What to produce: Exact reproductions of all the entries, please, and no pictures.
[Source material — start]
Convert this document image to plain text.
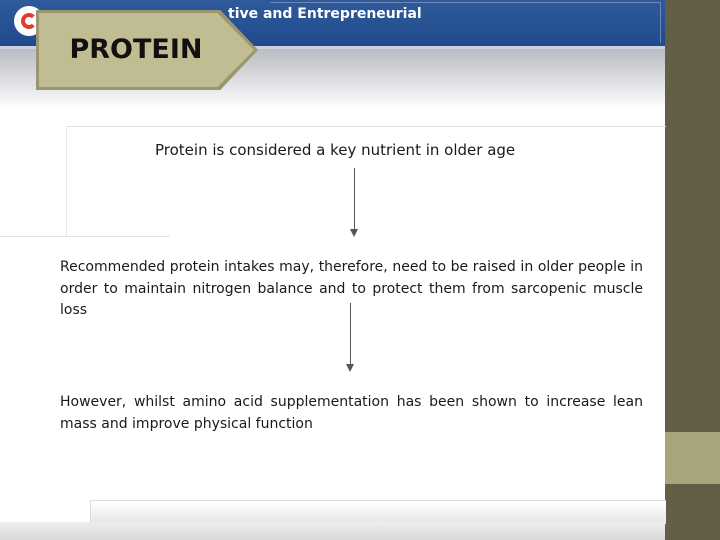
tive and Entrepreneurial
PROTEIN
Protein is considered a key nutrient in older age
Recommended protein intakes may, therefore, need to be raised in older people in order to maintain nitrogen balance and to protect them from sarcopenic muscle loss
However, whilst amino acid supplementation has been shown to increase lean mass and improve physical function
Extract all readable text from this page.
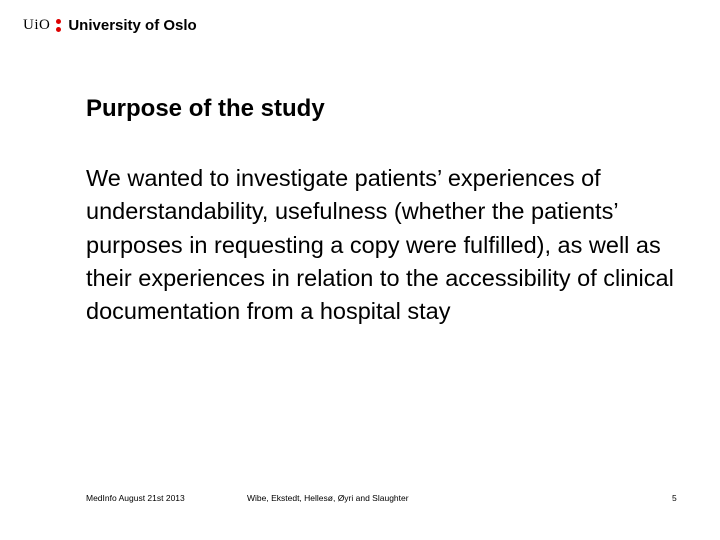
UiO University of Oslo
Purpose of the study

We wanted to investigate patients’ experiences of understandability, usefulness (whether the patients’ purposes in requesting a copy were fulfilled), as well as their experiences in relation to the accessibility of clinical documentation from a hospital stay

MedInfo August 21st 2013	Wibe, Ekstedt, Hellesø, Øyri and Slaughter	5
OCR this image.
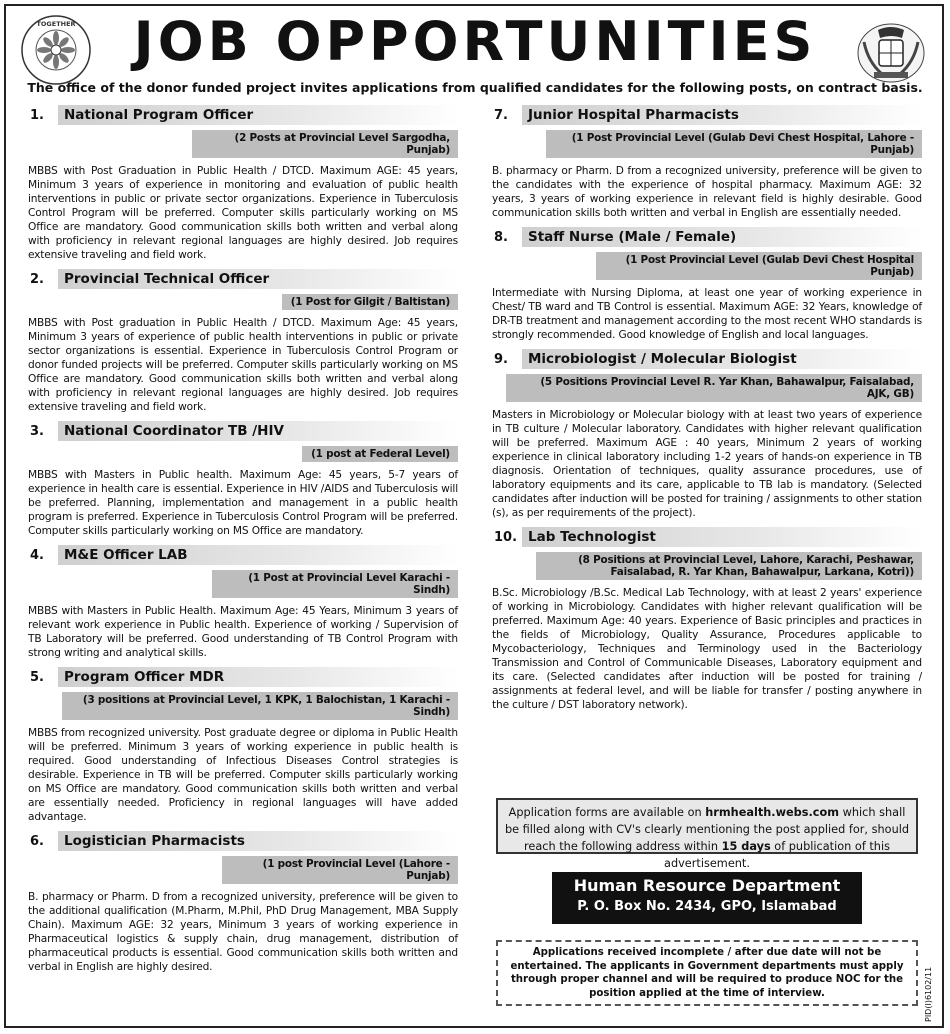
TOGETHER	JOB OPPORTUNITIES
The office of the donor funded project invites applications from qualified candidates for the following posts, on contract basis.
1.	National Program Officer
(2 Posts at Provincial Level Sargodha, Punjab)
MBBS with Post Graduation in Public Health / DTCD. Maximum AGE: 45 years, Minimum 3 years of experience in monitoring and evaluation of public health interventions in public or private sector organizations. Experience in Tuberculosis Control Program will be preferred. Computer skills particularly working on MS Office are mandatory. Good communication skills both written and verbal along with proficiency in relevant regional languages are highly desired. Job requires extensive traveling and field work.
2.	Provincial Technical Officer
(1 Post for Gilgit / Baltistan)
MBBS with Post graduation in Public Health / DTCD. Maximum Age: 45 years, Minimum 3 years of experience of public health interventions in public or private sector organizations is essential. Experience in Tuberculosis Control Program or donor funded projects will be preferred. Computer skills particularly working on MS Office are mandatory. Good communication skills both written and verbal along with proficiency in relevant regional languages are highly desired. Job requires extensive traveling and field work.
3.	National Coordinator TB /HIV
(1 post at Federal Level)
MBBS with Masters in Public health. Maximum Age: 45 years, 5-7 years of experience in health care is essential. Experience in HIV /AIDS and Tuberculosis will be preferred. Planning, implementation and management in a public health program is preferred. Experience in Tuberculosis Control Program will be preferred. Computer skills particularly working on MS Office are mandatory.
4.	M&E Officer LAB
(1 Post at Provincial Level Karachi - Sindh)
MBBS with Masters in Public Health. Maximum Age: 45 Years, Minimum 3 years of relevant work experience in Public health. Experience of working / Supervision of TB Laboratory will be preferred. Good understanding of TB Control Program with strong writing and analytical skills.
5.	Program Officer MDR
(3 positions at Provincial Level, 1 KPK, 1 Balochistan, 1 Karachi - Sindh)
MBBS from recognized university. Post graduate degree or diploma in Public Health will be preferred. Minimum 3 years of working experience in public health is required. Good understanding of Infectious Diseases Control strategies is desirable. Experience in TB will be preferred. Computer skills particularly working on MS Office are mandatory. Good communication skills both written and verbal are essentially needed. Proficiency in regional languages will have added advantage.
6.	Logistician Pharmacists
(1 post Provincial Level (Lahore - Punjab)
B. pharmacy or Pharm. D from a recognized university, preference will be given to the additional qualification (M.Pharm, M.Phil, PhD Drug Management, MBA Supply Chain). Maximum AGE: 32 years, Minimum 3 years of working experience in Pharmaceutical logistics & supply chain, drug management, distribution of pharmaceutical products is essential. Good communication skills both written and verbal in English are highly desired.
7.	Junior Hospital Pharmacists
(1 Post Provincial Level (Gulab Devi Chest Hospital, Lahore - Punjab)
B. pharmacy or Pharm. D from a recognized university, preference will be given to the candidates with the experience of hospital pharmacy. Maximum AGE: 32 years, 3 years of working experience in relevant field is highly desirable. Good communication skills both written and verbal in English are essentially needed.
8.	Staff Nurse (Male / Female)
(1 Post Provincial Level (Gulab Devi Chest Hospital Punjab)
Intermediate with Nursing Diploma, at least one year of working experience in Chest/ TB ward and TB Control is essential. Maximum AGE: 32 Years, knowledge of DR-TB treatment and management according to the most recent WHO standards is strongly recommended. Good knowledge of English and local languages.
9.	Microbiologist / Molecular Biologist
(5 Positions Provincial Level R. Yar Khan, Bahawalpur, Faisalabad, AJK, GB)
Masters in Microbiology or Molecular biology with at least two years of experience in TB culture / Molecular laboratory. Candidates with higher relevant qualification will be preferred. Maximum AGE : 40 years, Minimum 2 years of working experience in clinical laboratory including 1-2 years of hands-on experience in TB diagnosis. Orientation of techniques, quality assurance procedures, use of laboratory equipments and its care, applicable to TB lab is mandatory. (Selected candidates after induction will be posted for training / assignments to other station (s), as per requirements of the project).
10. Lab Technologist
(8 Positions at Provincial Level, Lahore, Karachi, Peshawar, Faisalabad, R. Yar Khan, Bahawalpur, Larkana, Kotri))
B.Sc. Microbiology /B.Sc. Medical Lab Technology, with at least 2 years' experience of working in Microbiology. Candidates with higher relevant qualification will be preferred. Maximum Age: 40 years. Experience of Basic principles and practices in the fields of Microbiology, Quality Assurance, Procedures applicable to Mycobacteriology, Techniques and Terminology used in the Bacteriology Transmission and Control of Communicable Diseases, Laboratory equipment and its care. (Selected candidates after induction will be posted for training / assignments at federal level, and will be liable for transfer / posting anywhere in the culture / DST laboratory network).
Application forms are available on hrmhealth.webs.com which shall be filled along with CV's clearly mentioning the post applied for, should reach the following address within 15 days of publication of this advertisement.
Human Resource Department
P. O. Box No. 2434, GPO, Islamabad
Applications received incomplete / after due date will not be entertained. The applicants in Government departments must apply through proper channel and will be required to produce NOC for the position applied at the time of interview.	PID(I)6102/11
[Source material — finish]
Result of this task:
Convert this document image to plain text.
tive and Entrepreneurial
PROTEIN
Protein is considered a key nutrient in older age
Recommended protein intakes may, therefore, need to be raised in older people in order to maintain nitrogen balance and to protect them from sarcopenic muscle loss
However, whilst amino acid supplementation has been shown to increase lean mass and improve physical function
Extract all readable text from this page.
UiO University of Oslo
Purpose of the study

We wanted to investigate patients’ experiences of understandability, usefulness (whether the patients’ purposes in requesting a copy were fulfilled), as well as their experiences in relation to the accessibility of clinical documentation from a hospital stay

MedInfo August 21st 2013	Wibe, Ekstedt, Hellesø, Øyri and Slaughter	5
OCR this image.
TOGETHER	JOB OPPORTUNITIES
The office of the donor funded project invites applications from qualified candidates for the following posts, on contract basis.
1.	National Program Officer
(2 Posts at Provincial Level Sargodha, Punjab)
MBBS with Post Graduation in Public Health / DTCD. Maximum AGE: 45 years, Minimum 3 years of experience in monitoring and evaluation of public health interventions in public or private sector organizations. Experience in Tuberculosis Control Program will be preferred. Computer skills particularly working on MS Office are mandatory. Good communication skills both written and verbal along with proficiency in relevant regional languages are highly desired. Job requires extensive traveling and field work.
2.	Provincial Technical Officer
(1 Post for Gilgit / Baltistan)
MBBS with Post graduation in Public Health / DTCD. Maximum Age: 45 years, Minimum 3 years of experience of public health interventions in public or private sector organizations is essential. Experience in Tuberculosis Control Program or donor funded projects will be preferred. Computer skills particularly working on MS Office are mandatory. Good communication skills both written and verbal along with proficiency in relevant regional languages are highly desired. Job requires extensive traveling and field work.
3.	National Coordinator TB /HIV
(1 post at Federal Level)
MBBS with Masters in Public health. Maximum Age: 45 years, 5-7 years of experience in health care is essential. Experience in HIV /AIDS and Tuberculosis will be preferred. Planning, implementation and management in a public health program is preferred. Experience in Tuberculosis Control Program will be preferred. Computer skills particularly working on MS Office are mandatory.
4.	M&E Officer LAB
(1 Post at Provincial Level Karachi - Sindh)
MBBS with Masters in Public Health. Maximum Age: 45 Years, Minimum 3 years of relevant work experience in Public health. Experience of working / Supervision of TB Laboratory will be preferred. Good understanding of TB Control Program with strong writing and analytical skills.
5.	Program Officer MDR
(3 positions at Provincial Level, 1 KPK, 1 Balochistan, 1 Karachi - Sindh)
MBBS from recognized university. Post graduate degree or diploma in Public Health will be preferred. Minimum 3 years of working experience in public health is required. Good understanding of Infectious Diseases Control strategies is desirable. Experience in TB will be preferred. Computer skills particularly working on MS Office are mandatory. Good communication skills both written and verbal are essentially needed. Proficiency in regional languages will have added advantage.
6.	Logistician Pharmacists
(1 post Provincial Level (Lahore - Punjab)
B. pharmacy or Pharm. D from a recognized university, preference will be given to the additional qualification (M.Pharm, M.Phil, PhD Drug Management, MBA Supply Chain). Maximum AGE: 32 years, Minimum 3 years of working experience in Pharmaceutical logistics & supply chain, drug management, distribution of pharmaceutical products is essential. Good communication skills both written and verbal in English are highly desired.
7.	Junior Hospital Pharmacists
(1 Post Provincial Level (Gulab Devi Chest Hospital, Lahore - Punjab)
B. pharmacy or Pharm. D from a recognized university, preference will be given to the candidates with the experience of hospital pharmacy. Maximum AGE: 32 years, 3 years of working experience in relevant field is highly desirable. Good communication skills both written and verbal in English are essentially needed.
8.	Staff Nurse (Male / Female)
(1 Post Provincial Level (Gulab Devi Chest Hospital Punjab)
Intermediate with Nursing Diploma, at least one year of working experience in Chest/ TB ward and TB Control is essential. Maximum AGE: 32 Years, knowledge of DR-TB treatment and management according to the most recent WHO standards is strongly recommended. Good knowledge of English and local languages.
9.	Microbiologist / Molecular Biologist
(5 Positions Provincial Level R. Yar Khan, Bahawalpur, Faisalabad, AJK, GB)
Masters in Microbiology or Molecular biology with at least two years of experience in TB culture / Molecular laboratory. Candidates with higher relevant qualification will be preferred. Maximum AGE : 40 years, Minimum 2 years of working experience in clinical laboratory including 1-2 years of hands-on experience in TB diagnosis. Orientation of techniques, quality assurance procedures, use of laboratory equipments and its care, applicable to TB lab is mandatory. (Selected candidates after induction will be posted for training / assignments to other station (s), as per requirements of the project).
10. Lab Technologist
(8 Positions at Provincial Level, Lahore, Karachi, Peshawar, Faisalabad, R. Yar Khan, Bahawalpur, Larkana, Kotri))
B.Sc. Microbiology /B.Sc. Medical Lab Technology, with at least 2 years' experience of working in Microbiology. Candidates with higher relevant qualification will be preferred. Maximum Age: 40 years. Experience of Basic principles and practices in the fields of Microbiology, Quality Assurance, Procedures applicable to Mycobacteriology, Techniques and Terminology used in the Bacteriology Transmission and Control of Communicable Diseases, Laboratory equipment and its care. (Selected candidates after induction will be posted for training / assignments at federal level, and will be liable for transfer / posting anywhere in the culture / DST laboratory network).
Application forms are available on hrmhealth.webs.com which shall be filled along with CV's clearly mentioning the post applied for, should reach the following address within 15 days of publication of this advertisement.
Human Resource Department
P. O. Box No. 2434, GPO, Islamabad
Applications received incomplete / after due date will not be entertained. The applicants in Government departments must apply through proper channel and will be required to produce NOC for the position applied at the time of interview.	PID(I)6102/11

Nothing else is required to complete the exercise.